***** RECORDS TO PROCESS

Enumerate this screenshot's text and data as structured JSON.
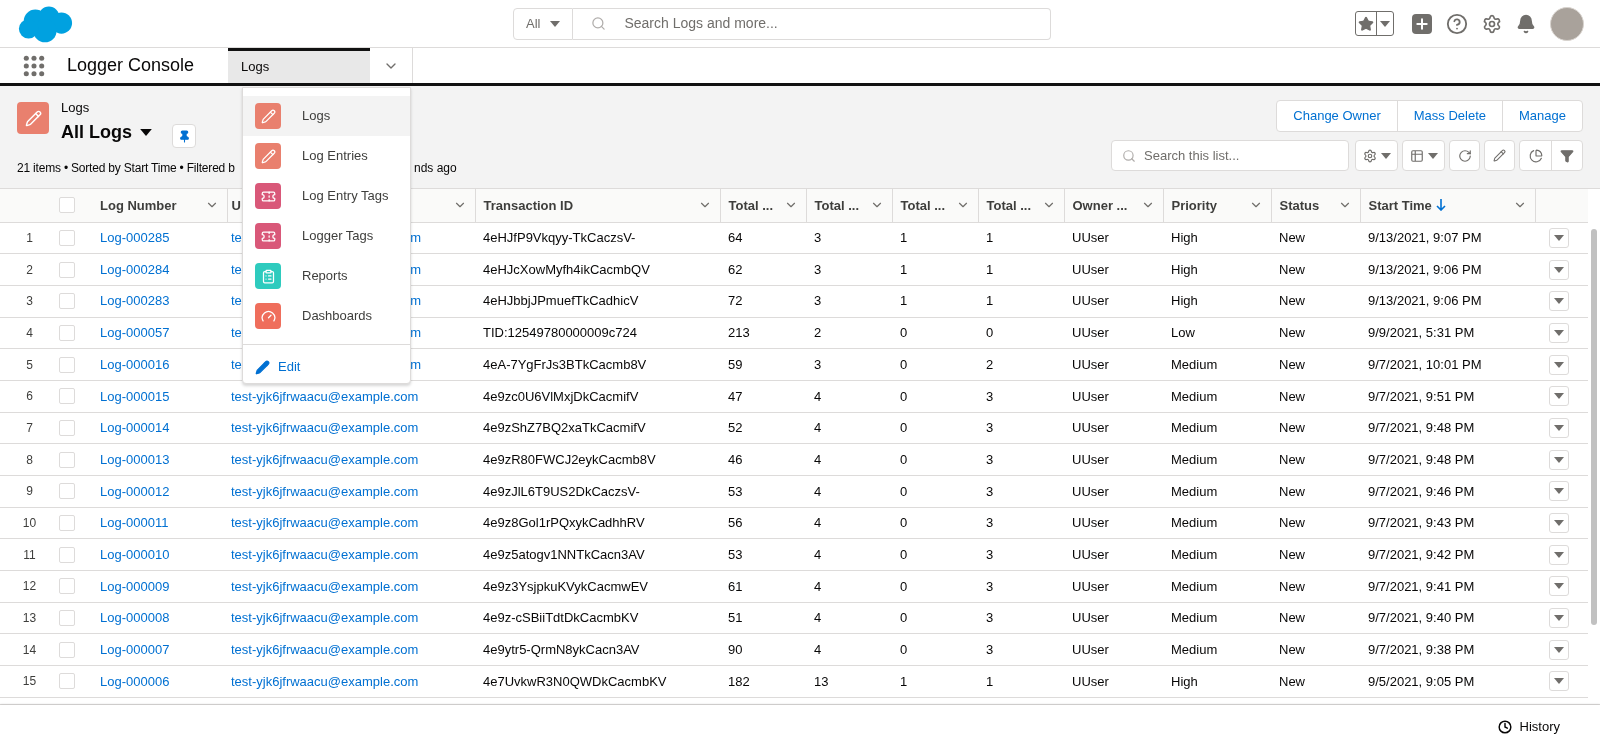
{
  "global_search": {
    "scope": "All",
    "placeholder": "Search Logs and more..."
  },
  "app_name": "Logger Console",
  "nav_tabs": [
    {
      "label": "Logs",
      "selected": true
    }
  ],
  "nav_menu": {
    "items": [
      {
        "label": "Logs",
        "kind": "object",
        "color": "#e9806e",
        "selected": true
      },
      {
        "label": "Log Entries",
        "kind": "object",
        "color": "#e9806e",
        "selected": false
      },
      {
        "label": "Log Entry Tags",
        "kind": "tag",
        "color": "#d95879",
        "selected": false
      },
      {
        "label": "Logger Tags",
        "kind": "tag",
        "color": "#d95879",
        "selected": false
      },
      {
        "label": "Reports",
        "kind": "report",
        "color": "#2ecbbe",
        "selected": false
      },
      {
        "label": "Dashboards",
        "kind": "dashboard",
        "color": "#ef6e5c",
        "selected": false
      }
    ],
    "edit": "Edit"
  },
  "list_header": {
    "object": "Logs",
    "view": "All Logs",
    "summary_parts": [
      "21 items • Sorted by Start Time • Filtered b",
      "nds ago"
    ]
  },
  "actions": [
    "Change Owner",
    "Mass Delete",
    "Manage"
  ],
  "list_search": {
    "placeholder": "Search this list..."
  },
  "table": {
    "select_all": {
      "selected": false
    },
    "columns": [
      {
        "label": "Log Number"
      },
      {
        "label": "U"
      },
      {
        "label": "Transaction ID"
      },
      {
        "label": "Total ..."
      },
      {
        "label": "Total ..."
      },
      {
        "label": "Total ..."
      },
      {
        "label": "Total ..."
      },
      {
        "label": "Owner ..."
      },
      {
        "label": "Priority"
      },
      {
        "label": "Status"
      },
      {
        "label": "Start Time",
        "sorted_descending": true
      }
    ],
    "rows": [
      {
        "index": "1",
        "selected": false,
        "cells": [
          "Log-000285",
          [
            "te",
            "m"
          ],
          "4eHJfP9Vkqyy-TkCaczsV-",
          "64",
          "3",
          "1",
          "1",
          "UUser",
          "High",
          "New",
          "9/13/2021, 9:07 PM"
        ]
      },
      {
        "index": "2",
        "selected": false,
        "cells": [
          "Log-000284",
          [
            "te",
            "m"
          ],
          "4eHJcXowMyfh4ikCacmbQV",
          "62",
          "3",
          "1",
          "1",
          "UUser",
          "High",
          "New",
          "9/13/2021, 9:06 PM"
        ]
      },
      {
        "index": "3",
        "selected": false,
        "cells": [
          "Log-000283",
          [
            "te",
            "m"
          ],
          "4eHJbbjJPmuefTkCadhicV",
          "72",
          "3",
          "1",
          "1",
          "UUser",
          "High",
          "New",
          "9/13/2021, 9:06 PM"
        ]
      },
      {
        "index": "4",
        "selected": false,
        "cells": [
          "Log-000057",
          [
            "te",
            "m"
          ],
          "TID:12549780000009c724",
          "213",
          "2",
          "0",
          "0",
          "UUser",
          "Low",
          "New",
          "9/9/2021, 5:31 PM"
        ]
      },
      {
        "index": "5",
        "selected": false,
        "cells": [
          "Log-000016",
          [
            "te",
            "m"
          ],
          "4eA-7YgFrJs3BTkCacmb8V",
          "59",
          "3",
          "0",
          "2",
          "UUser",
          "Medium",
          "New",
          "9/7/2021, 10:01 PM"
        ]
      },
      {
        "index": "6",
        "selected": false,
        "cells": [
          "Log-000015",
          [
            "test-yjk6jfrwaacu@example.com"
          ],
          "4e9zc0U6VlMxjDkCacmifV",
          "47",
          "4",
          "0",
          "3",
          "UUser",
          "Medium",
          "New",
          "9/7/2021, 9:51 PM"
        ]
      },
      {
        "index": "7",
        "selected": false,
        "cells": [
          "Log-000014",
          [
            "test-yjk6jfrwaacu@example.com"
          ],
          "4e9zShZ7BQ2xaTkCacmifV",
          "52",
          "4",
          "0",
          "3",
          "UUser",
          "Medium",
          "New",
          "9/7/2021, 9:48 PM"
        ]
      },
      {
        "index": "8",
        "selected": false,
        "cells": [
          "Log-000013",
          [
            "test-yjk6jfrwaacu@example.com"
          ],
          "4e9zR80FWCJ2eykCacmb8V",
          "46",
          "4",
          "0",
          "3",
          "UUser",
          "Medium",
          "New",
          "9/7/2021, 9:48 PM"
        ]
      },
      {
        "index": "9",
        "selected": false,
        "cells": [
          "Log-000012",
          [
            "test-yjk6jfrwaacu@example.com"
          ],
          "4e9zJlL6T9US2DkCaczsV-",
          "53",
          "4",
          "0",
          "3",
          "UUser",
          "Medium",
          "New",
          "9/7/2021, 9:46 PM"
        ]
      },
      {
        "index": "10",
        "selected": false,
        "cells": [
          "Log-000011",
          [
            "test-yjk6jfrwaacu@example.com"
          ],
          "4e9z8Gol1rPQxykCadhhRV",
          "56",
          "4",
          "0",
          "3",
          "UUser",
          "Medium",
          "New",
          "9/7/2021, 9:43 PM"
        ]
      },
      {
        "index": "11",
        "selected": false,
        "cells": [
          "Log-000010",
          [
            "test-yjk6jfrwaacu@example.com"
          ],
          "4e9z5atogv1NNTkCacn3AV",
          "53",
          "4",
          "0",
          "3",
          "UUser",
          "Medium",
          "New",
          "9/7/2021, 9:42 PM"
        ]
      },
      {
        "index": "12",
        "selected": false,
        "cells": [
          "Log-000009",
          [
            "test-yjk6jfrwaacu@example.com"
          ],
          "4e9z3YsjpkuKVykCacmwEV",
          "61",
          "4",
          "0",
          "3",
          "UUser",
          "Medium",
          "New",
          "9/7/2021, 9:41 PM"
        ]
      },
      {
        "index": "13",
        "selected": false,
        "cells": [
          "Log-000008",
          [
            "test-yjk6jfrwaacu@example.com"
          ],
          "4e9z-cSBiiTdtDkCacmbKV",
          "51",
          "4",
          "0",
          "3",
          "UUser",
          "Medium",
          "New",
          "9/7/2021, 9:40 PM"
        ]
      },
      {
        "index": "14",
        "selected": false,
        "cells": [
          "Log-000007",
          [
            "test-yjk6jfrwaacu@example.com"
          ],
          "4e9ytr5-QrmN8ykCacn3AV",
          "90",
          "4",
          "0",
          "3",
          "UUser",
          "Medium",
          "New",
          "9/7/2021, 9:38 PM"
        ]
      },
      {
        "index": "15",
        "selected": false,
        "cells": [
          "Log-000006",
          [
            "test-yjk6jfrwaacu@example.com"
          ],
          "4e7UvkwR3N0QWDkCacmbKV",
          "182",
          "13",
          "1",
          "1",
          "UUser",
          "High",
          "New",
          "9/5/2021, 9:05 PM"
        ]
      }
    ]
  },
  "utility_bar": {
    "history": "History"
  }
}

**********

- _EXERCISE PROMPT_:
Gather up every line in the data above that contains the word "true", copying each one.

- _RESULT BELOW_:
      "selected": true
        "selected": true
        "sorted_descending": true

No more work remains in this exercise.